**THE REQUEST**
Copy out the material word for word, starting at its first line and ending at the line that contains "403, 410, 479]". Include both of those lines.
***** DATA SHOWN
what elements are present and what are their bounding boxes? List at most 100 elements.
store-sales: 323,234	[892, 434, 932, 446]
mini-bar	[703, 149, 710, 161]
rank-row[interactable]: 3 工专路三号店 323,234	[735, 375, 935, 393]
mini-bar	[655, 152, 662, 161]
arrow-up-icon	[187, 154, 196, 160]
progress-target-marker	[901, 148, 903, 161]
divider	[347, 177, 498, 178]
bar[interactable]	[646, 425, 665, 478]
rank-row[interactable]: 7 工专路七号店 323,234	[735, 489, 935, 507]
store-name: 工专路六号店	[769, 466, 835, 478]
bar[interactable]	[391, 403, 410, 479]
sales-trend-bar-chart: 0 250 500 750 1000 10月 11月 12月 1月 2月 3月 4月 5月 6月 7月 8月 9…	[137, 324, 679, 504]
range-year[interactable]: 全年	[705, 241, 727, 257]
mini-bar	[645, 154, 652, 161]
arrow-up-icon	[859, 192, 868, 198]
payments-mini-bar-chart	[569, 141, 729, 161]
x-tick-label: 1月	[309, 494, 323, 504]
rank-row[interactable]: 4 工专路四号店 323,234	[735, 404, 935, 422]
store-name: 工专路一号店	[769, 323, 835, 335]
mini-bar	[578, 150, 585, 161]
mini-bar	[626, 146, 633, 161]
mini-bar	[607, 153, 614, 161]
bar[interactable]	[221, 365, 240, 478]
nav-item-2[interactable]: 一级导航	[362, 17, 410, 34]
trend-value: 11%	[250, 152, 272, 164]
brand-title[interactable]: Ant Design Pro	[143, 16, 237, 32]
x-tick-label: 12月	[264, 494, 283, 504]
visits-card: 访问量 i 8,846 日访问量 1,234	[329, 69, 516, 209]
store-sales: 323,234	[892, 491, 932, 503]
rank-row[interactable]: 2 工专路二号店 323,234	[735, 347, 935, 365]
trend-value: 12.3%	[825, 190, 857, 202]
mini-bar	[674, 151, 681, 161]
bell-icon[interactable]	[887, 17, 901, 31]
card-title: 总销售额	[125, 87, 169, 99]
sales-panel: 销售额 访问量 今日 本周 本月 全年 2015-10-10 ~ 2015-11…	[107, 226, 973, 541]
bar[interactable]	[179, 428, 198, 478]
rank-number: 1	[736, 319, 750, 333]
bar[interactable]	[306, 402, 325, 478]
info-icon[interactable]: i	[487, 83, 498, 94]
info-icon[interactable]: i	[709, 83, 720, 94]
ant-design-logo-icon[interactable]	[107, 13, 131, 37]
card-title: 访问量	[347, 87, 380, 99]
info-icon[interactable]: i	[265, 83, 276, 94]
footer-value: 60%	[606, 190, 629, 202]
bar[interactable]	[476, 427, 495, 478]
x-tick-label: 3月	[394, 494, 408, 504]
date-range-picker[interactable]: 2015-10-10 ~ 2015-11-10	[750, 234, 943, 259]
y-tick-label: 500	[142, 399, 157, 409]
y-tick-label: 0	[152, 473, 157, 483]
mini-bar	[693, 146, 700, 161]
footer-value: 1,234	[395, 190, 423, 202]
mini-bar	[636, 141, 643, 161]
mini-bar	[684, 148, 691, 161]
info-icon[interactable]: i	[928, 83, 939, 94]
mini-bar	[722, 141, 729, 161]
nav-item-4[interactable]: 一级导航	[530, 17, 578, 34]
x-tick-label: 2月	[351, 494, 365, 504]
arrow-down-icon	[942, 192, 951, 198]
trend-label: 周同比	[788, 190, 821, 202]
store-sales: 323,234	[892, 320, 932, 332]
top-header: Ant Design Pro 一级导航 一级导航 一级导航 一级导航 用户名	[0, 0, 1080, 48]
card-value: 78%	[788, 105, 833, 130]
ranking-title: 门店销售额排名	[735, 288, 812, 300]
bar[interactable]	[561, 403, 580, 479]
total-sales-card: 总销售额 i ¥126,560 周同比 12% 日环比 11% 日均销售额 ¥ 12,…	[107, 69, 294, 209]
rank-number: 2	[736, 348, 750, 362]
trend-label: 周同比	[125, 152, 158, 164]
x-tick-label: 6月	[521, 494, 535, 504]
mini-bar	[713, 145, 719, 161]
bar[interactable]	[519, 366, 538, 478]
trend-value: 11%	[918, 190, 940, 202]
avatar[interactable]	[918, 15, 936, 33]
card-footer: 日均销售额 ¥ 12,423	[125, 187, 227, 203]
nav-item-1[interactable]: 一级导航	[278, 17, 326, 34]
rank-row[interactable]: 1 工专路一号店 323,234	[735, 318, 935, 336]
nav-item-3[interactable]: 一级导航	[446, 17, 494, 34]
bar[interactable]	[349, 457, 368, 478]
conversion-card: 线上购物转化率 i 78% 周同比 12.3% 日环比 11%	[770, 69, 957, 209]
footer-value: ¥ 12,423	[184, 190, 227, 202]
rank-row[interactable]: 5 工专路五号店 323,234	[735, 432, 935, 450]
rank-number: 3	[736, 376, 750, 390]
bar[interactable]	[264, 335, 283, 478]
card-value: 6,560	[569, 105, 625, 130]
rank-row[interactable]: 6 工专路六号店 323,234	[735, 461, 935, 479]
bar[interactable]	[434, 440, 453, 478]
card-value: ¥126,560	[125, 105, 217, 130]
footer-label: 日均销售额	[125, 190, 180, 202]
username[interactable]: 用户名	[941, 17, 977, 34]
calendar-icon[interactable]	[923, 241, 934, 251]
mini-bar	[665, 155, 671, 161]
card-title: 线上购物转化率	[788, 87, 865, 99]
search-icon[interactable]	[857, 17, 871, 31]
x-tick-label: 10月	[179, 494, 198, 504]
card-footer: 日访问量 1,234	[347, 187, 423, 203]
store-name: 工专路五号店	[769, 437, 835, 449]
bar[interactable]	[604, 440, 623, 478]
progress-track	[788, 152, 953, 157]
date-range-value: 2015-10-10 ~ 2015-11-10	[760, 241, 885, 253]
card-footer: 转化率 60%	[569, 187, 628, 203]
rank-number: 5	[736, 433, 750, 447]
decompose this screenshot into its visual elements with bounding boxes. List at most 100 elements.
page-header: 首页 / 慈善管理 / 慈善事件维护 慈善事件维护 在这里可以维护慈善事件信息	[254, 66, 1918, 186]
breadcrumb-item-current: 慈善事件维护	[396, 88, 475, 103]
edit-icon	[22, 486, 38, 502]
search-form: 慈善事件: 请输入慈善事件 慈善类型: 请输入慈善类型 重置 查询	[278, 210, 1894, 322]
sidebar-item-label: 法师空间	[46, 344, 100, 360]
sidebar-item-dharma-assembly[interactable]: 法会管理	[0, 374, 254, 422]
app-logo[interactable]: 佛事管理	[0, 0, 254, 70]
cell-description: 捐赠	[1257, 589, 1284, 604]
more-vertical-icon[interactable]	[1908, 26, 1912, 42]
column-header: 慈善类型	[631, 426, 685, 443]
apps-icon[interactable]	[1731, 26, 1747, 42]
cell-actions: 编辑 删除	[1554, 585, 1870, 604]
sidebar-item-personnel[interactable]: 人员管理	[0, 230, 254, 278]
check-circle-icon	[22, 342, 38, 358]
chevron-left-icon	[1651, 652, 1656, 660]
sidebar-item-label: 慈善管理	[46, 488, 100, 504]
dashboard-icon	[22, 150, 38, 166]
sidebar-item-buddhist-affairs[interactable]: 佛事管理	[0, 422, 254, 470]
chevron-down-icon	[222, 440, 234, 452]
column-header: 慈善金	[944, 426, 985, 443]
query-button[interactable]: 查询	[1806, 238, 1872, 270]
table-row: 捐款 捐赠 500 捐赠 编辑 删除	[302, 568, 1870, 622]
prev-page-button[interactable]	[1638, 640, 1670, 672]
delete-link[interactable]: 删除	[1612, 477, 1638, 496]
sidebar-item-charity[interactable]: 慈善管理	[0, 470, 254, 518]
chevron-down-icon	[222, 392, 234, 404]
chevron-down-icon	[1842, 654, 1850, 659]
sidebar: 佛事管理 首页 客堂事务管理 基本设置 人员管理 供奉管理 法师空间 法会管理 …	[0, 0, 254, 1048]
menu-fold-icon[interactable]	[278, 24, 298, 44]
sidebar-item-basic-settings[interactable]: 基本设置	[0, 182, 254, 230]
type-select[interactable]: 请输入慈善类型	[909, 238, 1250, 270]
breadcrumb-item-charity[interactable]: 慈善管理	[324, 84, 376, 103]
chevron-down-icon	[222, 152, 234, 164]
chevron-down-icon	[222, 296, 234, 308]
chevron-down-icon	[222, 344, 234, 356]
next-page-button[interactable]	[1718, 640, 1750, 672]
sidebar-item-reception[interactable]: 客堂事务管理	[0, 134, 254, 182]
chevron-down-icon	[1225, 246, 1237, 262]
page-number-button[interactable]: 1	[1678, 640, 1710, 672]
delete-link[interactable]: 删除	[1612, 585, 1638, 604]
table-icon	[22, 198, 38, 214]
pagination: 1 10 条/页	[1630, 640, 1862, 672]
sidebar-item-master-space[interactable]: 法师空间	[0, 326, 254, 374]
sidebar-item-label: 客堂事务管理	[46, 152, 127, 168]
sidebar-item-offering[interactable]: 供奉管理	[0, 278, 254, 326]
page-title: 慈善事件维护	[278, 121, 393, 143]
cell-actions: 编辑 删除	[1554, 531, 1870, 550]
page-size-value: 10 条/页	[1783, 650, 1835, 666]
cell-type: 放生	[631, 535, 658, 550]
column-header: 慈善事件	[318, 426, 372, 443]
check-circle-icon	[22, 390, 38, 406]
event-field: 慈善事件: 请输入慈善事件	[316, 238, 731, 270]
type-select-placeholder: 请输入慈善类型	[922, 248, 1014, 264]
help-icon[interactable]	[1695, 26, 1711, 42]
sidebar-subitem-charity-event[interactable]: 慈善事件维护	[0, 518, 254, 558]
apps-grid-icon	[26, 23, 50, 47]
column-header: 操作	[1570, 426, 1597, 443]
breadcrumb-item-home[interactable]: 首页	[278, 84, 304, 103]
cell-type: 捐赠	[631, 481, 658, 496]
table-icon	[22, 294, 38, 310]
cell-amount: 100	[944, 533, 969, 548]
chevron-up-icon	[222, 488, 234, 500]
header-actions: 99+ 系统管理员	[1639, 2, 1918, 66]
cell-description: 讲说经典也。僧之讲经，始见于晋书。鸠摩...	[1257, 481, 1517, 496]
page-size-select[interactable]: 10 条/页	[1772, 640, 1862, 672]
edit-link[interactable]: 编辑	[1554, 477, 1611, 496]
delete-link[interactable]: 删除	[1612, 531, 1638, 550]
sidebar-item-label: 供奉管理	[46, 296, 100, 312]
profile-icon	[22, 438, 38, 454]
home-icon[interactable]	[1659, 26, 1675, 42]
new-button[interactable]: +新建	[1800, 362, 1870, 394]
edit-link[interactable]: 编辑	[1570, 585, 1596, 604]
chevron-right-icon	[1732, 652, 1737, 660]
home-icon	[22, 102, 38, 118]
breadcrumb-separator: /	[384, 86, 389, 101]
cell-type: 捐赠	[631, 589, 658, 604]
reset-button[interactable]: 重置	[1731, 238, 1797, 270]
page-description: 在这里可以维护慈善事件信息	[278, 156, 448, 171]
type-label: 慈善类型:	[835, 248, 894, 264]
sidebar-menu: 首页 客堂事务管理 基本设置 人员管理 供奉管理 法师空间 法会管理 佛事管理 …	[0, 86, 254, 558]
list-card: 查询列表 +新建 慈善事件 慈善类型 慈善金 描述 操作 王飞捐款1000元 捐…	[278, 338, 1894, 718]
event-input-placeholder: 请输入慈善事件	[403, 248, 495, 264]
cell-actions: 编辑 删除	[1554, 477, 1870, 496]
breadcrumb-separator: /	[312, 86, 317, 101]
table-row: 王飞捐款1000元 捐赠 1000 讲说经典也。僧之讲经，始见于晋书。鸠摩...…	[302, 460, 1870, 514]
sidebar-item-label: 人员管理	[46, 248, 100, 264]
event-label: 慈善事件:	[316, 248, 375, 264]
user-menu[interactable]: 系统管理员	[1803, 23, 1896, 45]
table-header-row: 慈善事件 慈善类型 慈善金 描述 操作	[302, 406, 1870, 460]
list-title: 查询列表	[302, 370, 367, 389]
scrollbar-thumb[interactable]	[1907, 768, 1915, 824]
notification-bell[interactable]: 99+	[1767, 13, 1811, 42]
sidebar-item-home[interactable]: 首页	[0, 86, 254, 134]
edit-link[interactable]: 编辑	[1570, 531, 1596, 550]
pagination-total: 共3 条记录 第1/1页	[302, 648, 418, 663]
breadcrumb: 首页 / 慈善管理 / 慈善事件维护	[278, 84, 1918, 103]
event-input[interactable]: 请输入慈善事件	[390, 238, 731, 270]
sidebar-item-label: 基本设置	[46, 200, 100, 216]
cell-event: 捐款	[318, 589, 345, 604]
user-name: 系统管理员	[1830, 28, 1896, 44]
**********
**FULL RESPONSE**
what elements are present and what are their bounding boxes? List at most 100 elements.
store-sales: 323,234	[892, 434, 932, 446]
mini-bar	[703, 149, 710, 161]
rank-row[interactable]: 3 工专路三号店 323,234	[735, 375, 935, 393]
mini-bar	[655, 152, 662, 161]
arrow-up-icon	[187, 154, 196, 160]
progress-target-marker	[901, 148, 903, 161]
divider	[347, 177, 498, 178]
bar[interactable]	[646, 425, 665, 478]
rank-row[interactable]: 7 工专路七号店 323,234	[735, 489, 935, 507]
store-name: 工专路六号店	[769, 466, 835, 478]
bar[interactable]	[391, 403, 410, 479]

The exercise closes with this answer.